Продолжите фрагмент текста о встречах Белова с Гаврилиным сразу после его последнего предложения.

● **Фрагмент текста**:

**********

Многочисленные встречи Белова с Гаврилиным проходили, как описано дальше в повести, благодаря непосредственному участию других русских деятелей культуры и искусства, в первую очередь – Георгия Свиридова, Анатолия Заболоцкого, Анатолия Пантелеева.
Наталья Евгеньевна не допускала к общению с мужем не только Белова, но и великих композиторов Чернушенко, Минина.
То, что позиция Белова имела убедительное подтверждение, следует из другого эпизода, описанного в повести:
«Валерий в любом человеке кожей чувствовал неискренность, чуял проявленную этим человеком фальшь или лживость. И это, видимо, тоже свойство таланта…
К сожалению, в поэзии он был не всегда разборчив и щепетилен, как Георгий Васильевич Свиридов. В Ленинграде Гаврилина весьма плотно окружали евреи, они, видимо, превосходно чуют запах таланта. В последнее десятилетие своей жизни Валерий Александрович сочинил великолепную музыку к пьесе «Женитьба Бальзаминова». Но многие его питерские знакомые попросту даже не знали, чья это пьеса. Одни называли автором Гоголя, другие – Чехова, третьи – Тургенева, четвертые – Лескова.
До Островского ли тут, до Гоголя или Чехова, если надо бежать, если срочно нужна какая-нибудь виза, хоть какой бы штамп в паспорте тиснуть, потом, после побега разберемся, куда дальше бежать… Впрочем, такие люди и обратно, бывает, бегут, хлебнув досыта заморских свобод.

**********

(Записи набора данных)
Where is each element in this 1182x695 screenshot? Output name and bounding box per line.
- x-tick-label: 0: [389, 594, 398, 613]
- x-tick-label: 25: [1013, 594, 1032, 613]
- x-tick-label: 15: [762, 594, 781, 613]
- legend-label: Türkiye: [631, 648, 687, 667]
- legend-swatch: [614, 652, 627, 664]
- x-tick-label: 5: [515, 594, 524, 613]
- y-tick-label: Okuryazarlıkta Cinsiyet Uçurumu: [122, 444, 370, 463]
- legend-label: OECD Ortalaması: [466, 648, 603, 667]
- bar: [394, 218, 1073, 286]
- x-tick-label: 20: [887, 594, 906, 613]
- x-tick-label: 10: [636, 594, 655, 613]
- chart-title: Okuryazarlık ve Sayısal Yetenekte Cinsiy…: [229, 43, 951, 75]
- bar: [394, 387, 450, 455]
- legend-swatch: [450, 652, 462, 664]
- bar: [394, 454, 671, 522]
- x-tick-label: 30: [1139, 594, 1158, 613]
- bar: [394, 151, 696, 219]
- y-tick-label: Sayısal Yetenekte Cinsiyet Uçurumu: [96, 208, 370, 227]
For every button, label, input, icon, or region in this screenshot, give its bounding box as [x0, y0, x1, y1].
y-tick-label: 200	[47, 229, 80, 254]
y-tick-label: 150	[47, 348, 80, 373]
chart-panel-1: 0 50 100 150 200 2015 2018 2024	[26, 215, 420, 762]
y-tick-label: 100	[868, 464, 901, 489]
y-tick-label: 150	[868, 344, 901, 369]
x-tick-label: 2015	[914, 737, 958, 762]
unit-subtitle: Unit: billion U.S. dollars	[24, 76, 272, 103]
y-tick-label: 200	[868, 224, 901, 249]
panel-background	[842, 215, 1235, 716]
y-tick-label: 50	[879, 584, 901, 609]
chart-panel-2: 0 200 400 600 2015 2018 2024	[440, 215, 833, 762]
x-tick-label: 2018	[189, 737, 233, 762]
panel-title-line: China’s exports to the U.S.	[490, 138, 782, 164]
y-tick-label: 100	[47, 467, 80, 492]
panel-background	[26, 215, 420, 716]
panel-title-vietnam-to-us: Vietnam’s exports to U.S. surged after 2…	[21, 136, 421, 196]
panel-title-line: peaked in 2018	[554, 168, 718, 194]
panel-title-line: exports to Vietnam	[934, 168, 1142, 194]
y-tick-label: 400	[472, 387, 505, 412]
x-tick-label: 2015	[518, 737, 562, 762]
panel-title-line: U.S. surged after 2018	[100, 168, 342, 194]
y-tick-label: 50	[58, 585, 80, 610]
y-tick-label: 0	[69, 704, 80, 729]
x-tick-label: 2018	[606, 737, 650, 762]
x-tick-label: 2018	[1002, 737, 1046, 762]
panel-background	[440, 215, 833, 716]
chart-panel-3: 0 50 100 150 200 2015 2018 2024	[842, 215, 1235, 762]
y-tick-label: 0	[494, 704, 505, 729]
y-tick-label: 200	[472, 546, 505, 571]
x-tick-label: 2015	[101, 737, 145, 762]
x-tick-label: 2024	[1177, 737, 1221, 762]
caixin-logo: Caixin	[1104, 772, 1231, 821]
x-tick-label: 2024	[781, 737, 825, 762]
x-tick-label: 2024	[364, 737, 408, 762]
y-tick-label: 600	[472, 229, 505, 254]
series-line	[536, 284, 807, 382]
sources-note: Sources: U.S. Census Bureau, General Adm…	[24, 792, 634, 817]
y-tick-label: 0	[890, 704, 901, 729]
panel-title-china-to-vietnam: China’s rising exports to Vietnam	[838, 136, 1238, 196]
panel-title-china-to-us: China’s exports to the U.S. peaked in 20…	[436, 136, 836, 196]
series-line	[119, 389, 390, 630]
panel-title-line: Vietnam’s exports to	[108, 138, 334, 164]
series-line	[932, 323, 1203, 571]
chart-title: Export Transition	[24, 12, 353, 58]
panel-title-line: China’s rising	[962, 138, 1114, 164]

**********

● **Ответ к заданию**:
Обо всем этом Валерий Гаврилин великолепно знал. В подтверждение этому приведу еще одно письмо, адресованное мне:
«Мой любимый писатель и друг! Любезный Василий Иванович!
Прими в подарок эти музыкальные консервы. Рад бы еще чего-нибудь, да на «Мелодии» меня «консервируют» уже много лет, а артисты, как известные существа с тонущего корабля, бросились спасаться по Европам и Америкам. Что с нами будет?
С любовью, твой В. Гаврилин. 5 сентября 1969 г.».
Не замечено ни одного положительного отзыва музыканта-еврея о творческих успехах Гаврилина. Зато великий русский композитор Свиридов отмечен в истории такими признаниями: «Я думаю, что музыка Валерия Гаврилина будет жить долго. Она принадлежит к тем редко появляющимся произведениям искусства, в которых с высоким совершенством запечатлена правда жизни».
А что написал сам Гаврилин, создавший гениальную музыку к балету «Анюта», о Свиридове: «Есть в этой стране чудо, значение которого я тоже не могу объяснить. Я благоговею перед ним и люблю сильно и бесконечно, любовь эту можно отнять от меня, лишь отняв душу. Я говорю о музыке Свиридова».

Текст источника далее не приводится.